Some of the world’s rarest big cat species are facing a potentially deadly threat from a virus carried by domestic dogs, a wildlife expert has warned.
John Lewis, director of Wildlife Vets International, said there was evidence that Indonesian tigers were at risk.
Canine distemper virus has evolved in recent decades from infecting only dogs to affecting other animal groups.
Dr Lewis plans to work with Indonesian vets to develop a strategy to protect the nation’s tigers from the virus.
A close relative of measles, Canine distemper virus (CDV) was first described at the beginning of the 20th Century and has been cited as contributing to the demise of the thylacine (commonly known as the Tasmanian tiger as a result of the black stripes on its back).
“If you wind the clock back about 30 or 40 years, it was a dog disease – it was a canine virus and only affected dogs,” Dr Lewis explained.
“But in the intervening years, the virus has evolved and has changed its pattern of animals it can infect to include marine mammals (such as seals) and big cats.”

- EXERCISE BRIEF: Write out the stretch of the text on canine distemper in tigers from "Canine distemper virus has" through "Dr Lewis explained.", keeping every word and mark the same. The records below the text were taken from a different source.

- INPUT DATA:
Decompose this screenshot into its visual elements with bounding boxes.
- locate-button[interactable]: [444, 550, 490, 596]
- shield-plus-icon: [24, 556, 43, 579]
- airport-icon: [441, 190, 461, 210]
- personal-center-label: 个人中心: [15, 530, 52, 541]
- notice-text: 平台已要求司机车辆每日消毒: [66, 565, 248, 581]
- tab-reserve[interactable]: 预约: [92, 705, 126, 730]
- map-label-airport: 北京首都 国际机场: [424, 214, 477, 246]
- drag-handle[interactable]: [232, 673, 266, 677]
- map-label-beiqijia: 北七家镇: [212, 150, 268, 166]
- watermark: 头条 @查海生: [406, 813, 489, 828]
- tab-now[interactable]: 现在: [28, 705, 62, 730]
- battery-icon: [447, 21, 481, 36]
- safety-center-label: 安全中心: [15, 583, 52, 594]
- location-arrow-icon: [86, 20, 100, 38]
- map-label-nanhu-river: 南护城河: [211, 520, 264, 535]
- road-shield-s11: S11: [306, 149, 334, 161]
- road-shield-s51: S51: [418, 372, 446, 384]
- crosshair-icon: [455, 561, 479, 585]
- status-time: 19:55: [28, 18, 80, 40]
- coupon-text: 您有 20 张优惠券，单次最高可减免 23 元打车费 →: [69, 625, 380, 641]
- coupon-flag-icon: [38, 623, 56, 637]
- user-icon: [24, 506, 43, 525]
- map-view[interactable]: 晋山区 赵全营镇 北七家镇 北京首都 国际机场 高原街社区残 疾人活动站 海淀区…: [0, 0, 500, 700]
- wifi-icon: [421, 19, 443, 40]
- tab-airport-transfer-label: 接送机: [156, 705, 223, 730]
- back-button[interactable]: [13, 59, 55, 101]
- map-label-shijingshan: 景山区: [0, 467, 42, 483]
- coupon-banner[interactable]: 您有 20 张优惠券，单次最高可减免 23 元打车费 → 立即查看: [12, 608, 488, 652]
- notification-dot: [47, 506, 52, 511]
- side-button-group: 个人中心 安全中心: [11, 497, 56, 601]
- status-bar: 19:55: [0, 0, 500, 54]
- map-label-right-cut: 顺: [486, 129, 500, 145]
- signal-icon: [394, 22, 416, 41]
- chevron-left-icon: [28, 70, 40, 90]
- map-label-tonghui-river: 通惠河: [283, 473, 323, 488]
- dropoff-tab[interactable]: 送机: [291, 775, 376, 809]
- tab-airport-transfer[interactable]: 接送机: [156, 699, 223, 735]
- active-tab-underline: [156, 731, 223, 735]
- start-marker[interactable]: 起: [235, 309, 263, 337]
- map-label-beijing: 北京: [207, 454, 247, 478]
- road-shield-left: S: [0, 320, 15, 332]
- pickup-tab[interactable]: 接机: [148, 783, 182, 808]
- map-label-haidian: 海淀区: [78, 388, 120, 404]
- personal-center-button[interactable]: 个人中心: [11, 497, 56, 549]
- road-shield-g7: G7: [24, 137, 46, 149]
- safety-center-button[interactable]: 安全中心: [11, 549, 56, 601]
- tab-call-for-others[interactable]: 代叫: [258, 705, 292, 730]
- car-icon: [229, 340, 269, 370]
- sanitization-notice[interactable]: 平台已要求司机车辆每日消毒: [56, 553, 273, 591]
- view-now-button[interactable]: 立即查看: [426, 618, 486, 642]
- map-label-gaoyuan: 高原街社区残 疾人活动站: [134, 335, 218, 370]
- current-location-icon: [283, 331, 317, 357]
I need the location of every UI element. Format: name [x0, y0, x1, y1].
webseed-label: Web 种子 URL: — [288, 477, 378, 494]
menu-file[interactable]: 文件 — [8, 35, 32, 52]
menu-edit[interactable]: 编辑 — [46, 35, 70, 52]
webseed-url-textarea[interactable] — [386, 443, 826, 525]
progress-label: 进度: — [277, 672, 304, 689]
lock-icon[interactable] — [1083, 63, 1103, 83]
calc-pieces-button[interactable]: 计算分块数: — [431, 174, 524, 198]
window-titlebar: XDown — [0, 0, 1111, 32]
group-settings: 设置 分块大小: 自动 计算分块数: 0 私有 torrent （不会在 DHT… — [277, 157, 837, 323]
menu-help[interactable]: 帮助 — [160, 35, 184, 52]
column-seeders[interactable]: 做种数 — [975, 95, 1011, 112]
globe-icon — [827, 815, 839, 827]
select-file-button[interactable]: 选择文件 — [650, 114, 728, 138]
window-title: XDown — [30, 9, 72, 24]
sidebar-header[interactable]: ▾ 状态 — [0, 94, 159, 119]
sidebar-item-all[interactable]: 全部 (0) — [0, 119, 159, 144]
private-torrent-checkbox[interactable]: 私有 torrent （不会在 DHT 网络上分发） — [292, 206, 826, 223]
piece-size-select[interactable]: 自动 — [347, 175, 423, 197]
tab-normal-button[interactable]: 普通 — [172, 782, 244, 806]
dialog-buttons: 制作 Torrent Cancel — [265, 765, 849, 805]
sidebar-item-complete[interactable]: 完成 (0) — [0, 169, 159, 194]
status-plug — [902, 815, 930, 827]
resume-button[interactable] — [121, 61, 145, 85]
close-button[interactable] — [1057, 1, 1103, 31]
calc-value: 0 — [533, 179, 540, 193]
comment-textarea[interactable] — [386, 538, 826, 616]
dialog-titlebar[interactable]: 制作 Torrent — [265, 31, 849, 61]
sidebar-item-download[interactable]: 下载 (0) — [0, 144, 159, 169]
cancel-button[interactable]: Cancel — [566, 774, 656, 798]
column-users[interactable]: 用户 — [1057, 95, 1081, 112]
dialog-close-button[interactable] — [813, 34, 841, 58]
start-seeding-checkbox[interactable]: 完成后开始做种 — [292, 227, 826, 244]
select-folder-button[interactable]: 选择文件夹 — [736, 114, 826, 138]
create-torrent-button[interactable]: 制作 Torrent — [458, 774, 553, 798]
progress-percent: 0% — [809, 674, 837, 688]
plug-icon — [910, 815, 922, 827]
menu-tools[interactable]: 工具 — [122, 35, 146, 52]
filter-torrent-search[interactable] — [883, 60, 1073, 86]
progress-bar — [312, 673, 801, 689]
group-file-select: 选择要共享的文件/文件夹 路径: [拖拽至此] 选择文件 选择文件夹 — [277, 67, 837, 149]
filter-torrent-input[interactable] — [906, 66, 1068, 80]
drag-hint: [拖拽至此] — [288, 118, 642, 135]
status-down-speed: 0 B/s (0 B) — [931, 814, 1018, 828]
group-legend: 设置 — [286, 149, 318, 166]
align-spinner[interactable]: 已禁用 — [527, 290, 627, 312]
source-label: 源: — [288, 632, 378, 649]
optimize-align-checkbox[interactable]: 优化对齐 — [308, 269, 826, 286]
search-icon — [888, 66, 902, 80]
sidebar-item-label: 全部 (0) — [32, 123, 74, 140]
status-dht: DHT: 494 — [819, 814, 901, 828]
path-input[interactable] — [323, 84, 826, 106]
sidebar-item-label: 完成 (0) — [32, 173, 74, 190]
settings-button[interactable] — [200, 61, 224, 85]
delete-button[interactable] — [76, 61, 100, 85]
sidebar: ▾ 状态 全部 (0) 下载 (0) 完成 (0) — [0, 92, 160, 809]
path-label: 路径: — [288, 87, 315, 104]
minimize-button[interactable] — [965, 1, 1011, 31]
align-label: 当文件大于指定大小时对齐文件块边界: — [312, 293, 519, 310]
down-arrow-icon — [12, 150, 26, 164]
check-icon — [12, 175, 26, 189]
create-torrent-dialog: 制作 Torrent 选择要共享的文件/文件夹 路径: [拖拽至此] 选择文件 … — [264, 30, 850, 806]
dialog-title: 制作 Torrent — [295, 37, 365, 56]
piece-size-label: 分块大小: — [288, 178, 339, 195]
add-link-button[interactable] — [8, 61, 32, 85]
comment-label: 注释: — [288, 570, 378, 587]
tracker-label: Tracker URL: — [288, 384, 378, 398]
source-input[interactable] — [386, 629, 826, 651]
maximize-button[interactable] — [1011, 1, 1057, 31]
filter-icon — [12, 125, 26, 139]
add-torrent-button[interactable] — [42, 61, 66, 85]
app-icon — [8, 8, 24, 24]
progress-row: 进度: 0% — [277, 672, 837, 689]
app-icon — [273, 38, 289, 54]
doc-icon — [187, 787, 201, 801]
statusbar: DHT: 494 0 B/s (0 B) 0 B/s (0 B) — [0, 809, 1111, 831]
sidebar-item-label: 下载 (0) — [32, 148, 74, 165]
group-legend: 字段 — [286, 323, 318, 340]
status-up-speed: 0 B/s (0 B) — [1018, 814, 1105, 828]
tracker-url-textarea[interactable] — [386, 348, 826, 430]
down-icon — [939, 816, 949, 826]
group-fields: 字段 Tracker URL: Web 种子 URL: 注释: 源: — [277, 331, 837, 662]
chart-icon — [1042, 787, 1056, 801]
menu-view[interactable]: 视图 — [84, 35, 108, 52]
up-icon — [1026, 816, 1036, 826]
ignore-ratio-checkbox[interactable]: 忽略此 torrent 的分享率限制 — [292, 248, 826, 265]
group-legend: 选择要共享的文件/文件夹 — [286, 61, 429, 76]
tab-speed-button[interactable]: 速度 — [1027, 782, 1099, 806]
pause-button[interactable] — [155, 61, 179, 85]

- SOLUTION FOR THIS PROBLEM:
Canine distemper virus has evolved in recent decades from infecting only dogs to affecting other animal groups.
Dr Lewis plans to work with Indonesian vets to develop a strategy to protect the nation’s tigers from the virus.
A close relative of measles, Canine distemper virus (CDV) was first described at the beginning of the 20th Century and has been cited as contributing to the demise of the thylacine (commonly known as the Tasmanian tiger as a result of the black stripes on its back).
“If you wind the clock back about 30 or 40 years, it was a dog disease – it was a canine virus and only affected dogs,” Dr Lewis explained.